Written instruction
In the listing below, please print the line that contains "Read all visible content and emit it as JSON." and every line that follows it, exactly.

Dataset entries
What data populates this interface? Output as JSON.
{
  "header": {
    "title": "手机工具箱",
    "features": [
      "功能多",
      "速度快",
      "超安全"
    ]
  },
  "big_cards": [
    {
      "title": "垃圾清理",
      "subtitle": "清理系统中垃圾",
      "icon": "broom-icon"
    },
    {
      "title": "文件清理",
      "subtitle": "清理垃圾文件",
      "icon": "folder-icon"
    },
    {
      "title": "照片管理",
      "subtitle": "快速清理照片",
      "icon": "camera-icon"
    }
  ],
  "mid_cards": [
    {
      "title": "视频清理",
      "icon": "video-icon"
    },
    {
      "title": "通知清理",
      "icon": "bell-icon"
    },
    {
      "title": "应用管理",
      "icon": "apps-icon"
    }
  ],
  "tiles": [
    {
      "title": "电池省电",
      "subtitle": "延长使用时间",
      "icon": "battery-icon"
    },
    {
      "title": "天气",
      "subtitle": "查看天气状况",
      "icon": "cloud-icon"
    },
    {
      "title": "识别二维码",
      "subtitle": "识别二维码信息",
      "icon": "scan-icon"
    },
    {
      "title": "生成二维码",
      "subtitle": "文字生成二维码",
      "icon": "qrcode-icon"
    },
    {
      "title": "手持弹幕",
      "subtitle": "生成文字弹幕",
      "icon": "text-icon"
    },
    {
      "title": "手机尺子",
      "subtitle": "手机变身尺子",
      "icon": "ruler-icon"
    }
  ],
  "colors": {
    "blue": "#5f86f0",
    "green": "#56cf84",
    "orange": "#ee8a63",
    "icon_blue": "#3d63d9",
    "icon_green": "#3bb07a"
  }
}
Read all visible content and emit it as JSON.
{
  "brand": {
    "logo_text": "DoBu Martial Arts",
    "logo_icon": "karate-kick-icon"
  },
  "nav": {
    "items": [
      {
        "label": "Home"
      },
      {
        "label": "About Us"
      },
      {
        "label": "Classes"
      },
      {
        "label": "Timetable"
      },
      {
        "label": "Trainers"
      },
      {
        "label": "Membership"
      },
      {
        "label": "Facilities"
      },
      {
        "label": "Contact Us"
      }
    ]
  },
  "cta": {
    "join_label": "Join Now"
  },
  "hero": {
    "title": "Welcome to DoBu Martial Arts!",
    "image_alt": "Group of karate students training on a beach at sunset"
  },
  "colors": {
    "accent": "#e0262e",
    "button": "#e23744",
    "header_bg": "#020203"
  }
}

Result of the task
Read all visible content and emit it as JSON.
{
  "brand": {
    "logo_text": "DoBu Martial Arts",
    "logo_icon": "karate-kick-icon"
  },
  "nav": {
    "items": [
      {
        "label": "Home"
      },
      {
        "label": "About Us"
      },
      {
        "label": "Classes"
      },
      {
        "label": "Timetable"
      },
      {
        "label": "Trainers"
      },
      {
        "label": "Membership"
      },
      {
        "label": "Facilities"
      },
      {
        "label": "Contact Us"
      }
    ]
  },
  "cta": {
    "join_label": "Join Now"
  },
  "hero": {
    "title": "Welcome to DoBu Martial Arts!",
    "image_alt": "Group of karate students training on a beach at sunset"
  },
  "colors": {
    "accent": "#e0262e",
    "button": "#e23744",
    "header_bg": "#020203"
  }
}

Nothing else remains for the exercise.